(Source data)
══════

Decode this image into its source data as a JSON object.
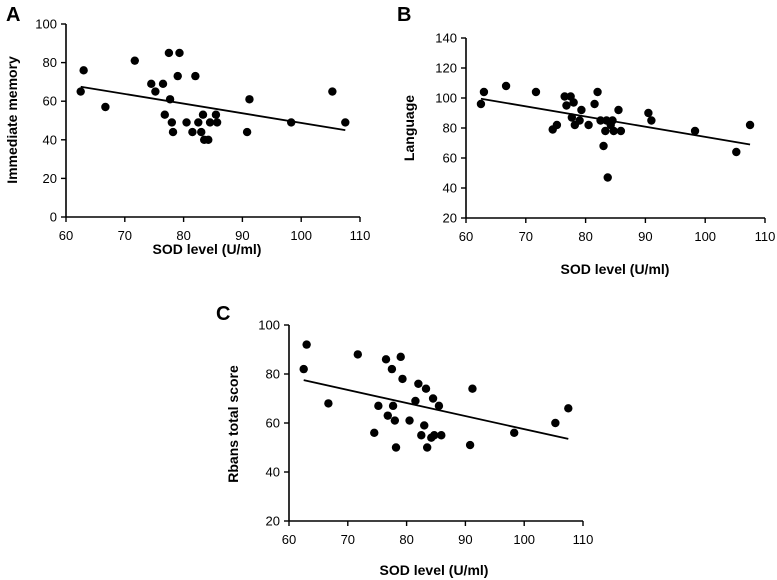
{
  "chart_data": [
    {
      "panel": "A",
      "type": "scatter",
      "xlabel": "SOD level (U/ml)",
      "ylabel": "Immediate memory",
      "xlim": [
        60,
        110
      ],
      "ylim": [
        0,
        100
      ],
      "xticks": [
        60,
        70,
        80,
        90,
        100,
        110
      ],
      "yticks": [
        0,
        20,
        40,
        60,
        80,
        100
      ],
      "points": [
        [
          62.5,
          65
        ],
        [
          63,
          76
        ],
        [
          66.7,
          57
        ],
        [
          71.7,
          81
        ],
        [
          74.5,
          69
        ],
        [
          75.2,
          65
        ],
        [
          76.5,
          69
        ],
        [
          76.8,
          53
        ],
        [
          77.5,
          85
        ],
        [
          77.7,
          61
        ],
        [
          78,
          49
        ],
        [
          78.2,
          44
        ],
        [
          79,
          73
        ],
        [
          79.3,
          85
        ],
        [
          80.5,
          49
        ],
        [
          81.5,
          44
        ],
        [
          82,
          73
        ],
        [
          82.5,
          49
        ],
        [
          83,
          44
        ],
        [
          83.3,
          53
        ],
        [
          83.5,
          40
        ],
        [
          84.2,
          40
        ],
        [
          84.5,
          49
        ],
        [
          85.5,
          53
        ],
        [
          85.7,
          49
        ],
        [
          90.8,
          44
        ],
        [
          91.2,
          61
        ],
        [
          98.3,
          49
        ],
        [
          105.3,
          65
        ],
        [
          107.5,
          49
        ]
      ],
      "fit": {
        "x": [
          62.5,
          107.5
        ],
        "y": [
          67.5,
          45
        ]
      }
    },
    {
      "panel": "B",
      "type": "scatter",
      "xlabel": "SOD level (U/ml)",
      "ylabel": "Language",
      "xlim": [
        60,
        110
      ],
      "ylim": [
        20,
        140
      ],
      "xticks": [
        60,
        70,
        80,
        90,
        100,
        110
      ],
      "yticks": [
        20,
        40,
        60,
        80,
        100,
        120,
        140
      ],
      "points": [
        [
          62.5,
          96
        ],
        [
          63,
          104
        ],
        [
          66.7,
          108
        ],
        [
          71.7,
          104
        ],
        [
          74.5,
          79
        ],
        [
          75.2,
          82
        ],
        [
          76.5,
          101
        ],
        [
          76.8,
          95
        ],
        [
          77.5,
          101
        ],
        [
          77.7,
          87
        ],
        [
          78,
          97
        ],
        [
          78.2,
          82
        ],
        [
          79,
          85
        ],
        [
          79.3,
          92
        ],
        [
          80.5,
          82
        ],
        [
          81.5,
          96
        ],
        [
          82,
          104
        ],
        [
          82.5,
          85
        ],
        [
          83,
          68
        ],
        [
          83.3,
          78
        ],
        [
          83.5,
          85
        ],
        [
          83.7,
          47
        ],
        [
          84.2,
          82
        ],
        [
          84.5,
          85
        ],
        [
          84.7,
          78
        ],
        [
          85.5,
          92
        ],
        [
          85.9,
          78
        ],
        [
          90.5,
          90
        ],
        [
          91,
          85
        ],
        [
          98.3,
          78
        ],
        [
          105.2,
          64
        ],
        [
          107.5,
          82
        ]
      ],
      "fit": {
        "x": [
          62.5,
          107.5
        ],
        "y": [
          99.5,
          69
        ]
      }
    },
    {
      "panel": "C",
      "type": "scatter",
      "xlabel": "SOD level (U/ml)",
      "ylabel": "Rbans total score",
      "xlim": [
        60,
        110
      ],
      "ylim": [
        20,
        100
      ],
      "xticks": [
        60,
        70,
        80,
        90,
        100,
        110
      ],
      "yticks": [
        20,
        40,
        60,
        80,
        100
      ],
      "points": [
        [
          62.5,
          82
        ],
        [
          63,
          92
        ],
        [
          66.7,
          68
        ],
        [
          71.7,
          88
        ],
        [
          74.5,
          56
        ],
        [
          75.2,
          67
        ],
        [
          76.5,
          86
        ],
        [
          76.8,
          63
        ],
        [
          77.5,
          82
        ],
        [
          77.7,
          67
        ],
        [
          78,
          61
        ],
        [
          78.2,
          50
        ],
        [
          79,
          87
        ],
        [
          79.3,
          78
        ],
        [
          80.5,
          61
        ],
        [
          81.5,
          69
        ],
        [
          82,
          76
        ],
        [
          82.5,
          55
        ],
        [
          83,
          59
        ],
        [
          83.3,
          74
        ],
        [
          83.5,
          50
        ],
        [
          84.2,
          54
        ],
        [
          84.5,
          70
        ],
        [
          84.7,
          55
        ],
        [
          85.5,
          67
        ],
        [
          85.9,
          55
        ],
        [
          90.8,
          51
        ],
        [
          91.2,
          74
        ],
        [
          98.3,
          56
        ],
        [
          105.3,
          60
        ],
        [
          107.5,
          66
        ]
      ],
      "fit": {
        "x": [
          62.5,
          107.5
        ],
        "y": [
          77.5,
          53.5
        ]
      }
    }
  ]
}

══════

— AIM —
Leave the pictures out and output the rest of the listing exactly.

— TASK SOLUTION —
Decode this image into its source data as a JSON object.
{
  "chart_data": [
    {
      "panel": "A",
      "type": "scatter",
      "xlabel": "SOD level (U/ml)",
      "ylabel": "Immediate memory",
      "xlim": [
        60,
        110
      ],
      "ylim": [
        0,
        100
      ],
      "xticks": [
        60,
        70,
        80,
        90,
        100,
        110
      ],
      "yticks": [
        0,
        20,
        40,
        60,
        80,
        100
      ],
      "points": [
        [
          62.5,
          65
        ],
        [
          63,
          76
        ],
        [
          66.7,
          57
        ],
        [
          71.7,
          81
        ],
        [
          74.5,
          69
        ],
        [
          75.2,
          65
        ],
        [
          76.5,
          69
        ],
        [
          76.8,
          53
        ],
        [
          77.5,
          85
        ],
        [
          77.7,
          61
        ],
        [
          78,
          49
        ],
        [
          78.2,
          44
        ],
        [
          79,
          73
        ],
        [
          79.3,
          85
        ],
        [
          80.5,
          49
        ],
        [
          81.5,
          44
        ],
        [
          82,
          73
        ],
        [
          82.5,
          49
        ],
        [
          83,
          44
        ],
        [
          83.3,
          53
        ],
        [
          83.5,
          40
        ],
        [
          84.2,
          40
        ],
        [
          84.5,
          49
        ],
        [
          85.5,
          53
        ],
        [
          85.7,
          49
        ],
        [
          90.8,
          44
        ],
        [
          91.2,
          61
        ],
        [
          98.3,
          49
        ],
        [
          105.3,
          65
        ],
        [
          107.5,
          49
        ]
      ],
      "fit": {
        "x": [
          62.5,
          107.5
        ],
        "y": [
          67.5,
          45
        ]
      }
    },
    {
      "panel": "B",
      "type": "scatter",
      "xlabel": "SOD level (U/ml)",
      "ylabel": "Language",
      "xlim": [
        60,
        110
      ],
      "ylim": [
        20,
        140
      ],
      "xticks": [
        60,
        70,
        80,
        90,
        100,
        110
      ],
      "yticks": [
        20,
        40,
        60,
        80,
        100,
        120,
        140
      ],
      "points": [
        [
          62.5,
          96
        ],
        [
          63,
          104
        ],
        [
          66.7,
          108
        ],
        [
          71.7,
          104
        ],
        [
          74.5,
          79
        ],
        [
          75.2,
          82
        ],
        [
          76.5,
          101
        ],
        [
          76.8,
          95
        ],
        [
          77.5,
          101
        ],
        [
          77.7,
          87
        ],
        [
          78,
          97
        ],
        [
          78.2,
          82
        ],
        [
          79,
          85
        ],
        [
          79.3,
          92
        ],
        [
          80.5,
          82
        ],
        [
          81.5,
          96
        ],
        [
          82,
          104
        ],
        [
          82.5,
          85
        ],
        [
          83,
          68
        ],
        [
          83.3,
          78
        ],
        [
          83.5,
          85
        ],
        [
          83.7,
          47
        ],
        [
          84.2,
          82
        ],
        [
          84.5,
          85
        ],
        [
          84.7,
          78
        ],
        [
          85.5,
          92
        ],
        [
          85.9,
          78
        ],
        [
          90.5,
          90
        ],
        [
          91,
          85
        ],
        [
          98.3,
          78
        ],
        [
          105.2,
          64
        ],
        [
          107.5,
          82
        ]
      ],
      "fit": {
        "x": [
          62.5,
          107.5
        ],
        "y": [
          99.5,
          69
        ]
      }
    },
    {
      "panel": "C",
      "type": "scatter",
      "xlabel": "SOD level (U/ml)",
      "ylabel": "Rbans total score",
      "xlim": [
        60,
        110
      ],
      "ylim": [
        20,
        100
      ],
      "xticks": [
        60,
        70,
        80,
        90,
        100,
        110
      ],
      "yticks": [
        20,
        40,
        60,
        80,
        100
      ],
      "points": [
        [
          62.5,
          82
        ],
        [
          63,
          92
        ],
        [
          66.7,
          68
        ],
        [
          71.7,
          88
        ],
        [
          74.5,
          56
        ],
        [
          75.2,
          67
        ],
        [
          76.5,
          86
        ],
        [
          76.8,
          63
        ],
        [
          77.5,
          82
        ],
        [
          77.7,
          67
        ],
        [
          78,
          61
        ],
        [
          78.2,
          50
        ],
        [
          79,
          87
        ],
        [
          79.3,
          78
        ],
        [
          80.5,
          61
        ],
        [
          81.5,
          69
        ],
        [
          82,
          76
        ],
        [
          82.5,
          55
        ],
        [
          83,
          59
        ],
        [
          83.3,
          74
        ],
        [
          83.5,
          50
        ],
        [
          84.2,
          54
        ],
        [
          84.5,
          70
        ],
        [
          84.7,
          55
        ],
        [
          85.5,
          67
        ],
        [
          85.9,
          55
        ],
        [
          90.8,
          51
        ],
        [
          91.2,
          74
        ],
        [
          98.3,
          56
        ],
        [
          105.3,
          60
        ],
        [
          107.5,
          66
        ]
      ],
      "fit": {
        "x": [
          62.5,
          107.5
        ],
        "y": [
          77.5,
          53.5
        ]
      }
    }
  ]
}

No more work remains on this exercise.